WHAT TO DO:
Duplicate the lines below, from the line containing "stat-limit: 最高可申请额度 50,000/元" through the line containing "steps-title: 简单3步，立即获取 [343, 1185, 737, 1237]", inclusive.

EXERCISE MATERIALS:
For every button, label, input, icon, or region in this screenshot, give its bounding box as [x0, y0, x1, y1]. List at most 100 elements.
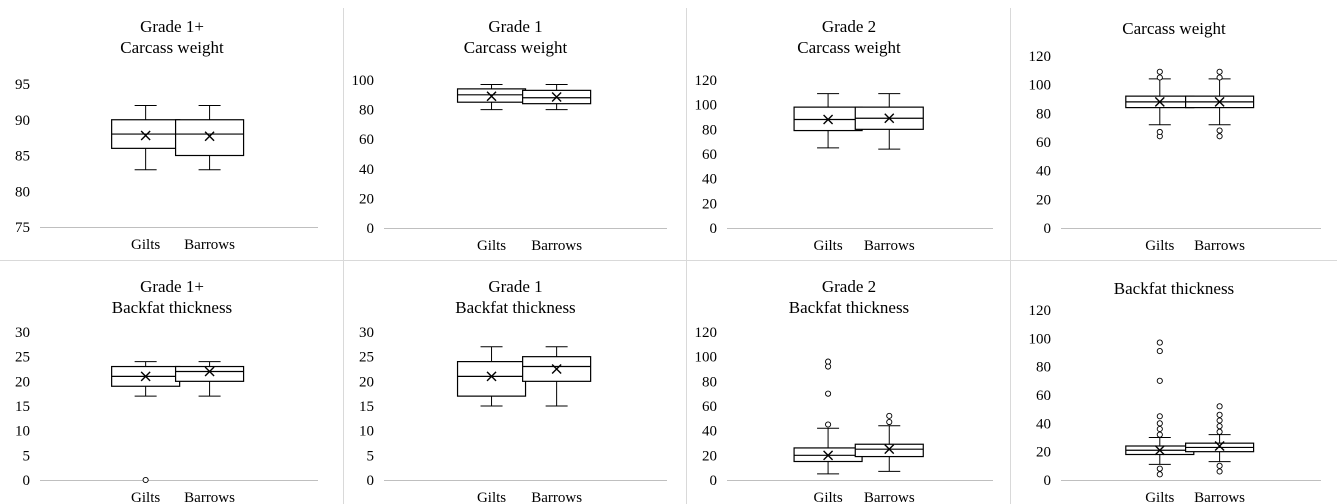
- mean-marker: [823, 114, 834, 125]
- outlier-point: [825, 363, 832, 370]
- y-tick-label: 120: [1029, 303, 1052, 319]
- y-tick-label: 20: [702, 196, 717, 212]
- box-barrows: [174, 361, 245, 397]
- y-tick-label: 100: [1029, 331, 1052, 347]
- box-barrows: [174, 104, 245, 171]
- box-plot: 0 5 10 15 20 25 30 Gilts Barrows: [15, 325, 318, 504]
- mean-marker: [1214, 441, 1225, 451]
- y-tick-label: 0: [367, 473, 375, 489]
- outlier-point: [1156, 465, 1163, 472]
- y-tick-label: 40: [1036, 164, 1051, 180]
- chart-title-line: Backfat thickness: [111, 298, 233, 317]
- y-tick-label: 5: [367, 448, 375, 464]
- chart-title-line: Grade 1+: [140, 277, 204, 296]
- outlier-point: [1156, 431, 1163, 438]
- y-tick-label: 85: [15, 149, 30, 165]
- outlier-point: [886, 418, 893, 426]
- x-category-label: Gilts: [477, 490, 506, 504]
- y-tick-label: 20: [702, 448, 717, 464]
- box-plot: 0 20 40 60 80 100 120 Gilts Barrows: [1029, 303, 1321, 504]
- y-tick-label: 120: [1029, 49, 1052, 65]
- outlier-point: [1156, 128, 1163, 136]
- outlier-point: [825, 421, 832, 428]
- outlier-point: [1156, 377, 1163, 384]
- x-category-label: Barrows: [1194, 238, 1245, 254]
- box-barrows: [1185, 403, 1255, 475]
- x-category-label: Barrows: [864, 238, 915, 254]
- mean-marker: [204, 131, 215, 142]
- y-tick-label: 60: [1036, 135, 1051, 151]
- y-tick-label: 10: [15, 424, 30, 440]
- iqr-box: [174, 119, 245, 157]
- mean-marker: [551, 364, 562, 374]
- chart-title-line: Grade 1+: [140, 17, 204, 36]
- box-gilts: [456, 83, 527, 111]
- chart-title: Carcass weight: [1011, 18, 1337, 39]
- chart-title-line: Carcass weight: [797, 38, 901, 57]
- y-tick-label: 0: [367, 221, 375, 237]
- box-plot: 0 20 40 60 80 100 Gilts Barrows: [352, 73, 667, 254]
- chart-title: Backfat thickness: [1011, 278, 1337, 299]
- mean-marker: [823, 450, 834, 461]
- box-barrows: [522, 346, 592, 407]
- x-category-label: Gilts: [813, 490, 842, 504]
- outlier-point: [1216, 428, 1223, 435]
- chart-title-line: Grade 2: [821, 277, 877, 296]
- outlier-point: [1216, 411, 1223, 418]
- y-tick-label: 80: [1036, 106, 1051, 122]
- y-tick-label: 80: [702, 122, 717, 138]
- box-plot: 0 20 40 60 80 100 120 Gilts Barrows: [695, 73, 993, 254]
- y-tick-label: 5: [23, 448, 31, 464]
- mean-marker: [1154, 96, 1165, 107]
- chart-title-line: Carcass weight: [463, 38, 568, 57]
- chart-title-line: Carcass weight: [1122, 19, 1226, 38]
- y-tick-label: 40: [359, 162, 374, 178]
- mean-marker: [1154, 445, 1165, 456]
- mean-marker: [1214, 96, 1225, 107]
- outlier-point: [1216, 403, 1223, 410]
- box-barrows: [854, 412, 924, 472]
- y-tick-label: 20: [1036, 445, 1051, 461]
- y-tick-label: 0: [710, 473, 718, 489]
- chart-title: Grade 1+ Backfat thickness: [0, 276, 344, 318]
- y-tick-label: 80: [15, 184, 30, 200]
- chart-panel: 0 5 10 15 20 25 30 Gilts Barrows Grade 1+ Backfat …: [0, 260, 344, 504]
- outlier-point: [1156, 339, 1163, 346]
- y-tick-label: 100: [1029, 78, 1052, 94]
- y-tick-label: 40: [1036, 416, 1051, 432]
- chart-panel: 0 20 40 60 80 100 120 Gilts Barrows Grade 2 Backfa…: [687, 260, 1011, 504]
- x-category-label: Gilts: [1145, 238, 1174, 254]
- chart-title: Grade 2 Carcass weight: [687, 16, 1011, 58]
- outlier-point: [1216, 462, 1223, 469]
- mean-marker: [140, 130, 151, 141]
- mean-marker: [486, 91, 497, 102]
- outlier-point: [1216, 468, 1223, 475]
- outlier-point: [142, 476, 149, 484]
- panel-separator-vertical: [343, 8, 344, 504]
- mean-marker: [551, 92, 562, 103]
- y-tick-label: 100: [695, 98, 718, 114]
- y-tick-label: 60: [702, 399, 717, 415]
- outlier-point: [1156, 348, 1163, 355]
- chart-title: Grade 2 Backfat thickness: [687, 276, 1011, 318]
- y-tick-label: 20: [359, 374, 374, 390]
- outlier-point: [1216, 423, 1223, 430]
- y-tick-label: 30: [359, 325, 374, 341]
- x-category-label: Barrows: [1194, 490, 1245, 504]
- y-tick-label: 80: [702, 374, 717, 390]
- x-category-label: Gilts: [131, 490, 160, 504]
- chart-panel: 0 20 40 60 80 100 120 Gilts Barrows Grade 2 Carcas…: [687, 0, 1011, 260]
- panel-separator-horizontal: [0, 260, 1337, 261]
- iqr-box: [174, 365, 245, 382]
- y-tick-label: 15: [15, 399, 30, 415]
- y-tick-label: 20: [359, 191, 374, 207]
- y-tick-label: 120: [695, 73, 718, 89]
- box-barrows: [1185, 68, 1255, 140]
- chart-title: Grade 1 Backfat thickness: [344, 276, 687, 318]
- y-tick-label: 80: [1036, 360, 1051, 376]
- box-plot: 0 20 40 60 80 100 120 Gilts Barrows: [695, 325, 993, 504]
- y-tick-label: 40: [702, 172, 717, 188]
- x-category-label: Barrows: [184, 490, 235, 504]
- mean-marker: [884, 444, 895, 455]
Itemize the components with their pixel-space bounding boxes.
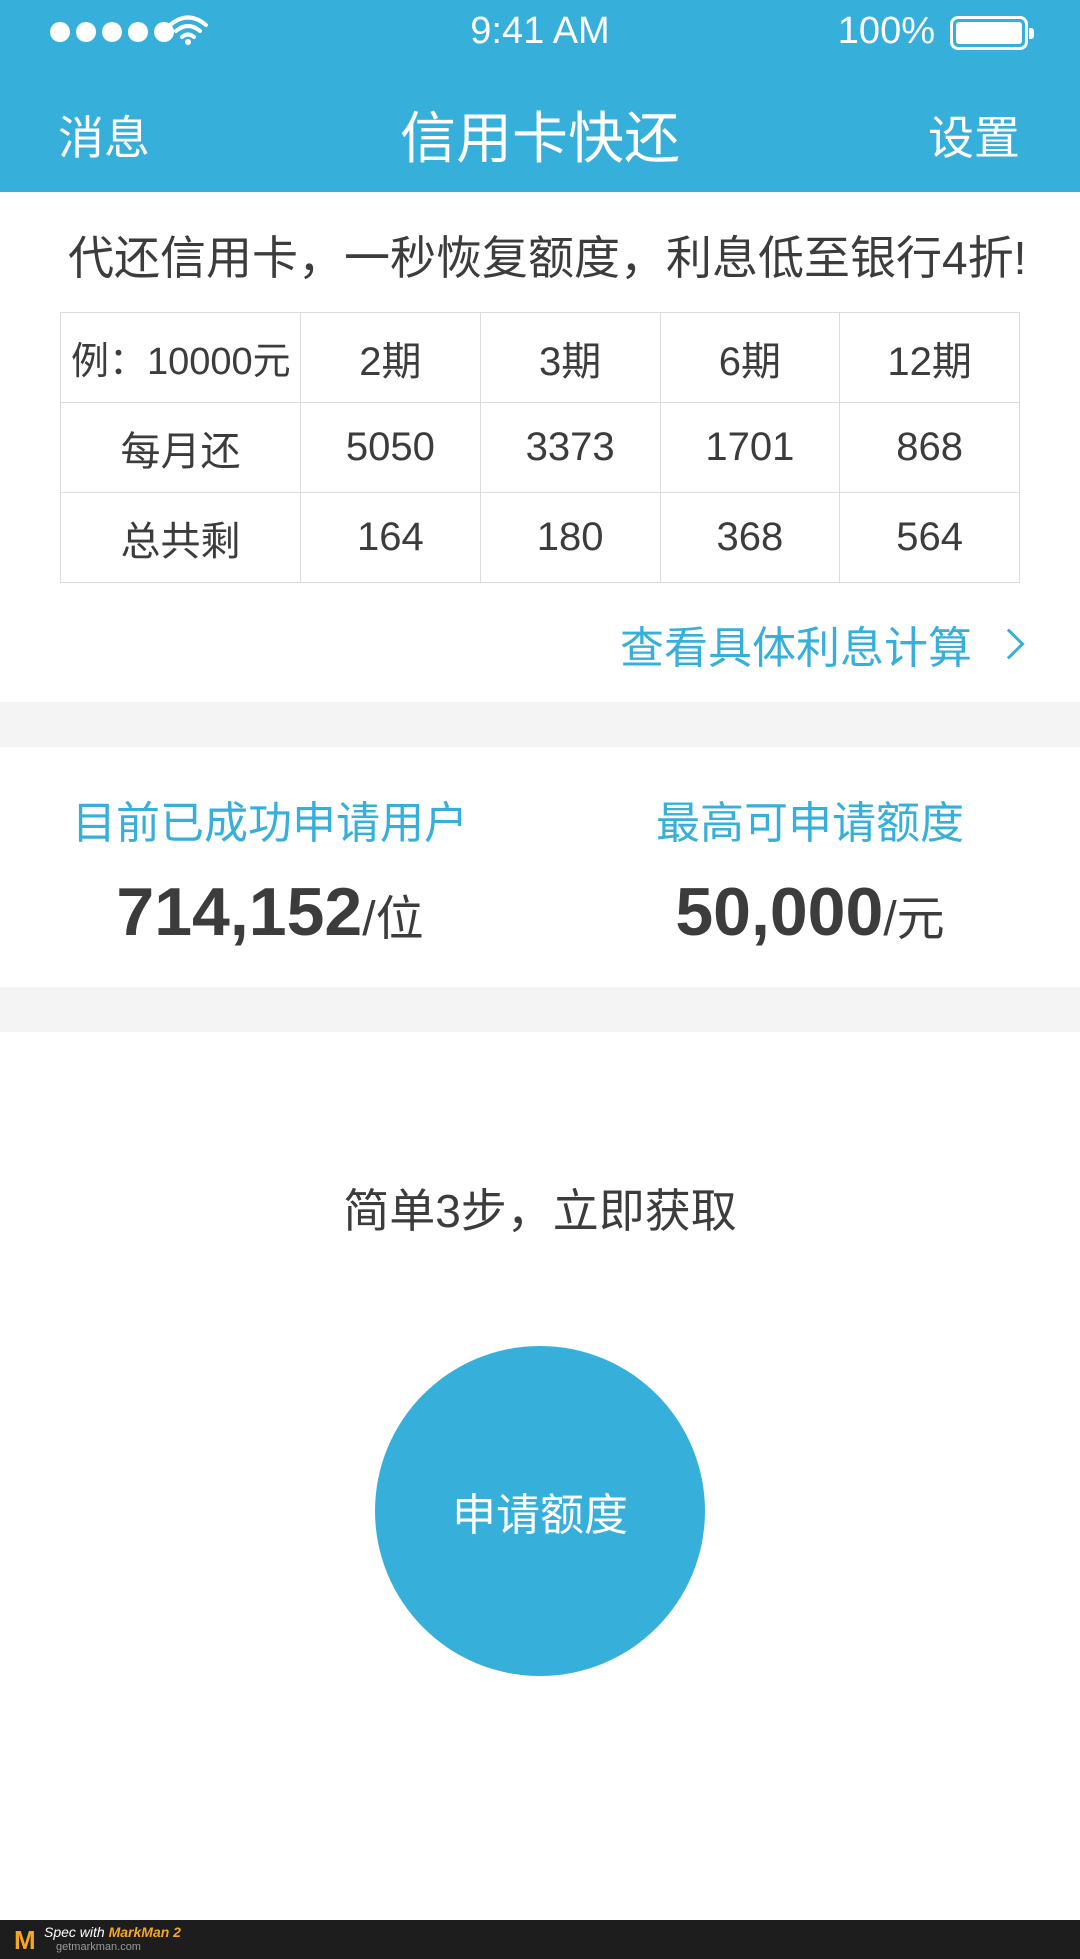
stat-limit: 最高可申请额度 50,000/元 [540, 747, 1080, 987]
status-time: 9:41 AM [470, 10, 610, 52]
battery-icon [950, 16, 1034, 50]
stat-limit-value: 50,000 [675, 874, 884, 950]
signal-dots-icon [50, 22, 174, 42]
table-cell: 164 [300, 492, 481, 583]
stat-users-value: 714,152 [116, 874, 363, 950]
markman-brand: Spec with MarkMan 2 [44, 1924, 181, 1940]
navigation-bar: 消息 信用卡快还 设置 [0, 62, 1080, 192]
section-divider [0, 987, 1080, 1032]
table-cell: 每月还 [60, 402, 301, 493]
table-row: 总共剩 164 180 368 564 [60, 492, 1020, 583]
steps-title: 简单3步，立即获取 [343, 1185, 737, 1237]
table-row: 每月还 5050 3373 1701 868 [60, 402, 1020, 493]
table-header-cell: 12期 [839, 312, 1020, 403]
interest-calculation-link[interactable]: 查看具体利息计算 [620, 612, 1025, 676]
table-header-cell: 3期 [479, 312, 661, 403]
settings-button[interactable]: 设置 [928, 112, 1020, 164]
table-header-cell: 2期 [300, 312, 481, 403]
table-cell: 564 [839, 492, 1020, 583]
markman-footer: M Spec with MarkMan 2 getmarkman.com [0, 1920, 1080, 1959]
messages-button[interactable]: 消息 [58, 112, 150, 164]
table-header-cell: 例：10000元 [60, 312, 301, 403]
markman-site: getmarkman.com [56, 1941, 141, 1953]
interest-link-label: 查看具体利息计算 [620, 624, 972, 673]
status-bar: 9:41 AM 100% [0, 0, 1080, 62]
page-title: 信用卡快还 [400, 107, 680, 170]
stat-users: 目前已成功申请用户 714,152/位 [0, 747, 540, 987]
table-header-row: 例：10000元 2期 3期 6期 12期 [60, 312, 1020, 403]
markman-logo: M [14, 1925, 36, 1955]
stat-limit-label: 最高可申请额度 [656, 799, 964, 848]
apply-limit-button[interactable]: 申请额度 [375, 1346, 705, 1676]
chevron-right-icon [993, 628, 1025, 660]
table-cell: 368 [659, 492, 841, 583]
repayment-table: 例：10000元 2期 3期 6期 12期 每月还 5050 3373 1701… [60, 312, 1020, 583]
wifi-icon [168, 15, 208, 45]
table-cell: 3373 [479, 402, 661, 493]
stat-users-label: 目前已成功申请用户 [72, 799, 468, 848]
stat-users-unit: /位 [362, 893, 424, 946]
stat-limit-unit: /元 [883, 893, 945, 946]
promo-text: 代还信用卡，一秒恢复额度，利息低至银行4折! [68, 232, 1027, 284]
stats-section: 目前已成功申请用户 714,152/位 最高可申请额度 50,000/元 [0, 747, 1080, 987]
table-header-cell: 6期 [659, 312, 841, 403]
table-cell: 1701 [659, 402, 841, 493]
table-cell: 5050 [300, 402, 481, 493]
section-divider [0, 702, 1080, 747]
table-cell: 180 [479, 492, 661, 583]
battery-percentage: 100% [837, 10, 935, 52]
table-cell: 总共剩 [60, 492, 301, 583]
table-cell: 868 [839, 402, 1020, 493]
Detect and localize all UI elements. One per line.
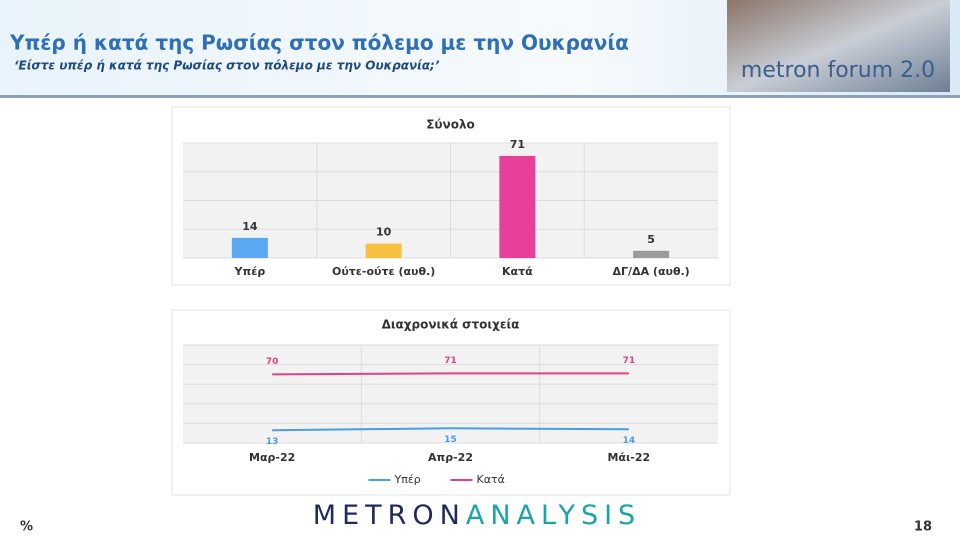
brand: METRONANALYSIS [313,500,641,531]
data-label: 15 [444,435,457,445]
bar [231,237,268,258]
data-label: 14 [242,220,258,233]
x-tick-label: ΔΓ/ΔΑ (αυθ.) [613,265,690,278]
data-label: 10 [376,226,392,239]
data-label: 71 [510,138,525,151]
x-tick-label: Ούτε-ούτε (αυθ.) [332,265,435,278]
legend-label: Κατά [477,473,505,486]
header-rule [0,95,960,98]
brand-left: METRON [313,500,466,531]
x-tick-label: Απρ-22 [428,451,473,464]
bar [365,243,402,258]
x-tick-label: Μαρ-22 [249,451,295,464]
chart-title: Σύνολο [426,118,475,132]
logo-text: metron forum 2.0 [741,58,935,83]
data-label: 14 [623,436,636,446]
chart-title: Διαχρονικά στοιχεία [382,318,520,332]
legend-label: Υπέρ [394,473,421,486]
line [272,372,629,376]
x-tick-label: Υπέρ [234,265,266,278]
line [272,427,629,432]
data-label: 71 [444,356,457,366]
brand-right: ANALYSIS [466,500,641,531]
bar [633,250,670,258]
data-label: 13 [266,437,279,447]
subtitle: ‘Είστε υπέρ ή κατά της Ρωσίας στον πόλεμ… [14,59,440,73]
data-label: 5 [647,233,655,246]
bar [499,155,536,258]
title: Υπέρ ή κατά της Ρωσίας στον πόλεμο με τη… [9,31,629,55]
page-number: 18 [914,520,932,535]
unit-note: % [20,520,33,535]
data-label: 70 [266,357,279,367]
plot-area [183,345,718,443]
x-tick-label: Μάι-22 [607,451,650,464]
data-label: 71 [623,356,636,366]
logo-image [727,0,950,92]
x-tick-label: Κατά [502,265,533,278]
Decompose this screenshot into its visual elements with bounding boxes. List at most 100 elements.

THE RESULT:
stat-limit: 最高可申请额度 50,000/元 [540, 747, 1080, 987]
status-time: 9:41 AM [470, 10, 610, 52]
battery-icon [950, 16, 1034, 50]
stat-limit-value: 50,000 [675, 874, 884, 950]
signal-dots-icon [50, 22, 174, 42]
table-cell: 164 [300, 492, 481, 583]
stat-users-value: 714,152 [116, 874, 363, 950]
markman-brand: Spec with MarkMan 2 [44, 1924, 181, 1940]
navigation-bar: 消息 信用卡快还 设置 [0, 62, 1080, 192]
section-divider [0, 987, 1080, 1032]
table-cell: 每月还 [60, 402, 301, 493]
table-row: 总共剩 164 180 368 564 [60, 492, 1020, 583]
steps-title: 简单3步，立即获取 [343, 1185, 737, 1237]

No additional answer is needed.